#### TASK GOAL:
Select the lines below containing the word "object".

Figure data in JSON
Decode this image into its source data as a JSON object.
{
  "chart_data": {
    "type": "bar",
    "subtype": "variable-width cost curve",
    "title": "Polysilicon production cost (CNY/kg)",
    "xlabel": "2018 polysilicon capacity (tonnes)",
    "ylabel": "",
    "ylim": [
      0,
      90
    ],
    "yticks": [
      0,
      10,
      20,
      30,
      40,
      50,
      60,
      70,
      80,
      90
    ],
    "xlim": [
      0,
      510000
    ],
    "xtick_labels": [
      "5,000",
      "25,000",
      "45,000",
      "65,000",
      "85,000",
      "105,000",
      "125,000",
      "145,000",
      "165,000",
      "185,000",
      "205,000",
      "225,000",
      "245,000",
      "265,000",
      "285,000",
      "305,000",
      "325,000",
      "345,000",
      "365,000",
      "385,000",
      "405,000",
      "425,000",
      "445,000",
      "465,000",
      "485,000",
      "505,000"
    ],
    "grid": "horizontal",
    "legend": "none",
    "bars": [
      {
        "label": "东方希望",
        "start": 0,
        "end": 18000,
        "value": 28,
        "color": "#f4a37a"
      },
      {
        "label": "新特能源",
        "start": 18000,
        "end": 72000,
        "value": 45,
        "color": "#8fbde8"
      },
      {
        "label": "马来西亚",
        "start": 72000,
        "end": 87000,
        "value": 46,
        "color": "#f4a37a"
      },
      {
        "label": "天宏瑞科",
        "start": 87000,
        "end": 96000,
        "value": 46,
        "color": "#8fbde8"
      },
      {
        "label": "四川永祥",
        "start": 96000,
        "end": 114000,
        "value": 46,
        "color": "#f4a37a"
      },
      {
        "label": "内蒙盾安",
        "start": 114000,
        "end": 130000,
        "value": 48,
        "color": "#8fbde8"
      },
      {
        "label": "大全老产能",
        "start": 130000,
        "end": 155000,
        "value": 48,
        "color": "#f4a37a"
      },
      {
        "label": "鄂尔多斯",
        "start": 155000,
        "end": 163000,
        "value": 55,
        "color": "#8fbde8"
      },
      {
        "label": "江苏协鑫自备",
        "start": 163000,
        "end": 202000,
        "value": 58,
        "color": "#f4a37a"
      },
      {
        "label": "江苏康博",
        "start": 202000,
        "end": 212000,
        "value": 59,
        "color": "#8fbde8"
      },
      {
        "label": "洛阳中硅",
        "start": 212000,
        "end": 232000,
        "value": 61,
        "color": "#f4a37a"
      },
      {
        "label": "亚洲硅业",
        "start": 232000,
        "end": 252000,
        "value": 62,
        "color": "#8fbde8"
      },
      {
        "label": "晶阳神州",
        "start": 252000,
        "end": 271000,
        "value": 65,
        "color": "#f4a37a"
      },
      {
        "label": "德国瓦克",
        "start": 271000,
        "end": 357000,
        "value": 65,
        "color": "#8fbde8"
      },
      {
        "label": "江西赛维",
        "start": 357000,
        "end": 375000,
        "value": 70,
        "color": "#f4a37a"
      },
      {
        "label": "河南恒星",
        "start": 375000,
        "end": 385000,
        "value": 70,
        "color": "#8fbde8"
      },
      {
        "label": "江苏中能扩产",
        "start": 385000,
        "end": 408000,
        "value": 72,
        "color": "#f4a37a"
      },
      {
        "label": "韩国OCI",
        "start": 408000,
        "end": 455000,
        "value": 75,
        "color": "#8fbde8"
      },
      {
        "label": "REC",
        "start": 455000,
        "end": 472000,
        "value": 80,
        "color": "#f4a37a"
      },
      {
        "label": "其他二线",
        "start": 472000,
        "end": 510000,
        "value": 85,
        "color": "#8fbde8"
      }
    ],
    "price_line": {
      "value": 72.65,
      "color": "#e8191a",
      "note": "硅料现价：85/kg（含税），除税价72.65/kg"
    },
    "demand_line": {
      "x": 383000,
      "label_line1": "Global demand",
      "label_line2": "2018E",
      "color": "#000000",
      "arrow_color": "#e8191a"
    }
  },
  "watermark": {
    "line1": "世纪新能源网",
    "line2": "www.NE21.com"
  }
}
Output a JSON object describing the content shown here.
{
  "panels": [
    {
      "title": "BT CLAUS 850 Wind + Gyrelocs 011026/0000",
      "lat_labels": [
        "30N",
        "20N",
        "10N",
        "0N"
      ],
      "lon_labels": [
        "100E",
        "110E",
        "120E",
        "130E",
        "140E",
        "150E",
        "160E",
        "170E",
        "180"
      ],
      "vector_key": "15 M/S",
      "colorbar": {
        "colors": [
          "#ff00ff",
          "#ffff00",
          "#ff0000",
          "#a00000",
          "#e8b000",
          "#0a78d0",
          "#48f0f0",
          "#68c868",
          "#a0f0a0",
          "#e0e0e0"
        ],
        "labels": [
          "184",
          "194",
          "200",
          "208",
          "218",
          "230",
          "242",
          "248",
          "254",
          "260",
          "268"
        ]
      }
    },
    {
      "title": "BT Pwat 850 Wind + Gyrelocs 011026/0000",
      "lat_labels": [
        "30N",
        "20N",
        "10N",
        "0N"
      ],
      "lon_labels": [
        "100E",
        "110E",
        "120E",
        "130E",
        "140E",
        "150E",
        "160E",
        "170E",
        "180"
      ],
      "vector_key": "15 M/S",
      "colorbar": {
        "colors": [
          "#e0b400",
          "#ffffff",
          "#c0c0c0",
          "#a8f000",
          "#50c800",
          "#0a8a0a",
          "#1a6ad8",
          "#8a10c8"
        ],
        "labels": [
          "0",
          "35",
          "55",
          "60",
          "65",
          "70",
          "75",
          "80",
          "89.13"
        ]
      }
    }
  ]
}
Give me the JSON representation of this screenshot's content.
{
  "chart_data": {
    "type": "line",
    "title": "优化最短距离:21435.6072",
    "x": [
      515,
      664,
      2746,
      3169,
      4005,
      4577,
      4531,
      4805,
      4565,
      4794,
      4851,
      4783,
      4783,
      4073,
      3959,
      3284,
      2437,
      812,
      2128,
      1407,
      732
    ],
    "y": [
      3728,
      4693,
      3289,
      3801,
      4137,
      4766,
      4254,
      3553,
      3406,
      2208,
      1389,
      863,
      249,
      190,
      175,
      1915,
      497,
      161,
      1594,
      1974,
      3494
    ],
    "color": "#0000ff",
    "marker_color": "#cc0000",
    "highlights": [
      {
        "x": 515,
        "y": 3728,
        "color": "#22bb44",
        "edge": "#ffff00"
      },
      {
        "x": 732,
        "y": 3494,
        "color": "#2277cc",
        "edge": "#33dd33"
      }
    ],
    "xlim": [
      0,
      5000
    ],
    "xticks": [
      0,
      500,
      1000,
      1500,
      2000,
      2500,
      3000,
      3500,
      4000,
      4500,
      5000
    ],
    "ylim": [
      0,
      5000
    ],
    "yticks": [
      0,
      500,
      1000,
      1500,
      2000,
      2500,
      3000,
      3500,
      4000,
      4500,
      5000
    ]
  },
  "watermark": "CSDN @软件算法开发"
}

#### FINAL ANSWER:
Decode this image into its source data as a JSON object.
Output a JSON object describing the content shown here.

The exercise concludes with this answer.